* **Aim**
Every entry needs to be printed exactly, please.
--- Begin ---
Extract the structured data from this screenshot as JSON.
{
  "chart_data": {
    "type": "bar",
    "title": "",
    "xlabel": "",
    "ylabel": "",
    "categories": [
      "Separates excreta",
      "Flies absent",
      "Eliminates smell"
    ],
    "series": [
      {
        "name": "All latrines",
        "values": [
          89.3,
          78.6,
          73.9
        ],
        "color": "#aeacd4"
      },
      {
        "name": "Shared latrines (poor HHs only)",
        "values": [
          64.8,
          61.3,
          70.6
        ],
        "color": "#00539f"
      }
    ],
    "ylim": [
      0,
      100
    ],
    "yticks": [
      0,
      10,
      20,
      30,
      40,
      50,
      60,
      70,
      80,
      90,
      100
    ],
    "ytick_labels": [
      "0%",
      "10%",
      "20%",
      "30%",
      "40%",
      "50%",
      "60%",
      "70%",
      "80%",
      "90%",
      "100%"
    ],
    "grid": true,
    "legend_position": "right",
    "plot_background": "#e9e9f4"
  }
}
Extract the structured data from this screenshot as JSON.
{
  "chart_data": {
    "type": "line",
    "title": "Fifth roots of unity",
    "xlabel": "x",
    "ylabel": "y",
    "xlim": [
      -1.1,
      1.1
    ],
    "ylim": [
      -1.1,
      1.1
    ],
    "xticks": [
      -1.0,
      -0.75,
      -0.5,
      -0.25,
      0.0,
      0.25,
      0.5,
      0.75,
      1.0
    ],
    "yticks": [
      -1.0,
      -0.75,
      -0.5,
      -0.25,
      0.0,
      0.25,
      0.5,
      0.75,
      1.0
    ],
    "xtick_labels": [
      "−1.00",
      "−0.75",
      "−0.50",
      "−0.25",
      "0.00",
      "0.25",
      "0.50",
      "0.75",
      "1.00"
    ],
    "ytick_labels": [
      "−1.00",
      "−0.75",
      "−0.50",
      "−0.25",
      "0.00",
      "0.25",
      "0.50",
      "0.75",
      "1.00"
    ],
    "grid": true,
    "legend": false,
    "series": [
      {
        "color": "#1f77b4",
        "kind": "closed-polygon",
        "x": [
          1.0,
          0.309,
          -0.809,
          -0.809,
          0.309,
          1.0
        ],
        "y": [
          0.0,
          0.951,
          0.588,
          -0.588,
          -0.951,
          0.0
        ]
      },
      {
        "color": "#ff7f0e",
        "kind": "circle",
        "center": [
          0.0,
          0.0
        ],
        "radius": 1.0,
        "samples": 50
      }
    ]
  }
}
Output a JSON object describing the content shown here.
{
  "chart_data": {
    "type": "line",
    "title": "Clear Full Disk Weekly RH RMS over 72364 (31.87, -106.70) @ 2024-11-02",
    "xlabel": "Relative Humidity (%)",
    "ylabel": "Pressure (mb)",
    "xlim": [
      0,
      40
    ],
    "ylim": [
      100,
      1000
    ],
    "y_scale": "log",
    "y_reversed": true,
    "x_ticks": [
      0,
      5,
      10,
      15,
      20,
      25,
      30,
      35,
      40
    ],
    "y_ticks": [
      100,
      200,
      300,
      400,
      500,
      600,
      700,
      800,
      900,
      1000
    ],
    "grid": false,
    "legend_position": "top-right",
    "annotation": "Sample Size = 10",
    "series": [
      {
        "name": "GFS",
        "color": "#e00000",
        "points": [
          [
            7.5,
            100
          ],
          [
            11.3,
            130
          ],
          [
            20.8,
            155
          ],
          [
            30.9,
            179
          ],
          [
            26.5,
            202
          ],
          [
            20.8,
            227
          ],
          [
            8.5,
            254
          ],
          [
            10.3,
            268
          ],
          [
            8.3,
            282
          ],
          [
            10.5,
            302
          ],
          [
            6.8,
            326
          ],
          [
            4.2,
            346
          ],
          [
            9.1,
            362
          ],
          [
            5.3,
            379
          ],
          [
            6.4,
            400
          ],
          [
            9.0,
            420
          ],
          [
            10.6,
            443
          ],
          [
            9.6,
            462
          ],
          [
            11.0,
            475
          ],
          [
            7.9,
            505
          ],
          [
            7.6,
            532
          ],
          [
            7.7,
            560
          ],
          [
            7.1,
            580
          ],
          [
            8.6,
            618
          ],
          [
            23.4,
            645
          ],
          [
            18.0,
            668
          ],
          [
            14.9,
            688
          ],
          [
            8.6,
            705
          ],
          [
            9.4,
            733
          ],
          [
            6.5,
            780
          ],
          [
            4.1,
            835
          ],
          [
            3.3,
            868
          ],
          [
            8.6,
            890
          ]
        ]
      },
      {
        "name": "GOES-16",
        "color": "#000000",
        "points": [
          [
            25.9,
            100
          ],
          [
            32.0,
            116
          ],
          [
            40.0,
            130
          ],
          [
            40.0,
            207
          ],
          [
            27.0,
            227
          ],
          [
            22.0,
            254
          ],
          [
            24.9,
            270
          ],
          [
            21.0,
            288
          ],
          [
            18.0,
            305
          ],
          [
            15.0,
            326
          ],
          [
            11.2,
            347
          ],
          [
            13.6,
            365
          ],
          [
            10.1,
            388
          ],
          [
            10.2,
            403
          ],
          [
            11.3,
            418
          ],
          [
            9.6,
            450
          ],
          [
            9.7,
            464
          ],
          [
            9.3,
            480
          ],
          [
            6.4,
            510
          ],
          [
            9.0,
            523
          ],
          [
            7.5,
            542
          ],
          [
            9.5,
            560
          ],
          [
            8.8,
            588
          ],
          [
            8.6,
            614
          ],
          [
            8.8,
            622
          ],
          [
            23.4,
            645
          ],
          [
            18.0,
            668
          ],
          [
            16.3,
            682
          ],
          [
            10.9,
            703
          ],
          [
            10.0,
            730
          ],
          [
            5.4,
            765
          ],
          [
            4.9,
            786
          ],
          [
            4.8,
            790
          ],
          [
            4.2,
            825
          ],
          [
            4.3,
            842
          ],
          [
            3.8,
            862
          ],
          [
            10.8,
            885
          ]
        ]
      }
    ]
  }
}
--- End ---
* **Final result**
Extract the structured data from this screenshot as JSON.
{
  "chart_data": {
    "type": "bar",
    "title": "",
    "xlabel": "",
    "ylabel": "",
    "categories": [
      "Separates excreta",
      "Flies absent",
      "Eliminates smell"
    ],
    "series": [
      {
        "name": "All latrines",
        "values": [
          89.3,
          78.6,
          73.9
        ],
        "color": "#aeacd4"
      },
      {
        "name": "Shared latrines (poor HHs only)",
        "values": [
          64.8,
          61.3,
          70.6
        ],
        "color": "#00539f"
      }
    ],
    "ylim": [
      0,
      100
    ],
    "yticks": [
      0,
      10,
      20,
      30,
      40,
      50,
      60,
      70,
      80,
      90,
      100
    ],
    "ytick_labels": [
      "0%",
      "10%",
      "20%",
      "30%",
      "40%",
      "50%",
      "60%",
      "70%",
      "80%",
      "90%",
      "100%"
    ],
    "grid": true,
    "legend_position": "right",
    "plot_background": "#e9e9f4"
  }
}
Extract the structured data from this screenshot as JSON.
{
  "chart_data": {
    "type": "line",
    "title": "Fifth roots of unity",
    "xlabel": "x",
    "ylabel": "y",
    "xlim": [
      -1.1,
      1.1
    ],
    "ylim": [
      -1.1,
      1.1
    ],
    "xticks": [
      -1.0,
      -0.75,
      -0.5,
      -0.25,
      0.0,
      0.25,
      0.5,
      0.75,
      1.0
    ],
    "yticks": [
      -1.0,
      -0.75,
      -0.5,
      -0.25,
      0.0,
      0.25,
      0.5,
      0.75,
      1.0
    ],
    "xtick_labels": [
      "−1.00",
      "−0.75",
      "−0.50",
      "−0.25",
      "0.00",
      "0.25",
      "0.50",
      "0.75",
      "1.00"
    ],
    "ytick_labels": [
      "−1.00",
      "−0.75",
      "−0.50",
      "−0.25",
      "0.00",
      "0.25",
      "0.50",
      "0.75",
      "1.00"
    ],
    "grid": true,
    "legend": false,
    "series": [
      {
        "color": "#1f77b4",
        "kind": "closed-polygon",
        "x": [
          1.0,
          0.309,
          -0.809,
          -0.809,
          0.309,
          1.0
        ],
        "y": [
          0.0,
          0.951,
          0.588,
          -0.588,
          -0.951,
          0.0
        ]
      },
      {
        "color": "#ff7f0e",
        "kind": "circle",
        "center": [
          0.0,
          0.0
        ],
        "radius": 1.0,
        "samples": 50
      }
    ]
  }
}
Output a JSON object describing the content shown here.
{
  "chart_data": {
    "type": "line",
    "title": "Clear Full Disk Weekly RH RMS over 72364 (31.87, -106.70) @ 2024-11-02",
    "xlabel": "Relative Humidity (%)",
    "ylabel": "Pressure (mb)",
    "xlim": [
      0,
      40
    ],
    "ylim": [
      100,
      1000
    ],
    "y_scale": "log",
    "y_reversed": true,
    "x_ticks": [
      0,
      5,
      10,
      15,
      20,
      25,
      30,
      35,
      40
    ],
    "y_ticks": [
      100,
      200,
      300,
      400,
      500,
      600,
      700,
      800,
      900,
      1000
    ],
    "grid": false,
    "legend_position": "top-right",
    "annotation": "Sample Size = 10",
    "series": [
      {
        "name": "GFS",
        "color": "#e00000",
        "points": [
          [
            7.5,
            100
          ],
          [
            11.3,
            130
          ],
          [
            20.8,
            155
          ],
          [
            30.9,
            179
          ],
          [
            26.5,
            202
          ],
          [
            20.8,
            227
          ],
          [
            8.5,
            254
          ],
          [
            10.3,
            268
          ],
          [
            8.3,
            282
          ],
          [
            10.5,
            302
          ],
          [
            6.8,
            326
          ],
          [
            4.2,
            346
          ],
          [
            9.1,
            362
          ],
          [
            5.3,
            379
          ],
          [
            6.4,
            400
          ],
          [
            9.0,
            420
          ],
          [
            10.6,
            443
          ],
          [
            9.6,
            462
          ],
          [
            11.0,
            475
          ],
          [
            7.9,
            505
          ],
          [
            7.6,
            532
          ],
          [
            7.7,
            560
          ],
          [
            7.1,
            580
          ],
          [
            8.6,
            618
          ],
          [
            23.4,
            645
          ],
          [
            18.0,
            668
          ],
          [
            14.9,
            688
          ],
          [
            8.6,
            705
          ],
          [
            9.4,
            733
          ],
          [
            6.5,
            780
          ],
          [
            4.1,
            835
          ],
          [
            3.3,
            868
          ],
          [
            8.6,
            890
          ]
        ]
      },
      {
        "name": "GOES-16",
        "color": "#000000",
        "points": [
          [
            25.9,
            100
          ],
          [
            32.0,
            116
          ],
          [
            40.0,
            130
          ],
          [
            40.0,
            207
          ],
          [
            27.0,
            227
          ],
          [
            22.0,
            254
          ],
          [
            24.9,
            270
          ],
          [
            21.0,
            288
          ],
          [
            18.0,
            305
          ],
          [
            15.0,
            326
          ],
          [
            11.2,
            347
          ],
          [
            13.6,
            365
          ],
          [
            10.1,
            388
          ],
          [
            10.2,
            403
          ],
          [
            11.3,
            418
          ],
          [
            9.6,
            450
          ],
          [
            9.7,
            464
          ],
          [
            9.3,
            480
          ],
          [
            6.4,
            510
          ],
          [
            9.0,
            523
          ],
          [
            7.5,
            542
          ],
          [
            9.5,
            560
          ],
          [
            8.8,
            588
          ],
          [
            8.6,
            614
          ],
          [
            8.8,
            622
          ],
          [
            23.4,
            645
          ],
          [
            18.0,
            668
          ],
          [
            16.3,
            682
          ],
          [
            10.9,
            703
          ],
          [
            10.0,
            730
          ],
          [
            5.4,
            765
          ],
          [
            4.9,
            786
          ],
          [
            4.8,
            790
          ],
          [
            4.2,
            825
          ],
          [
            4.3,
            842
          ],
          [
            3.8,
            862
          ],
          [
            10.8,
            885
          ]
        ]
      }
    ]
  }
}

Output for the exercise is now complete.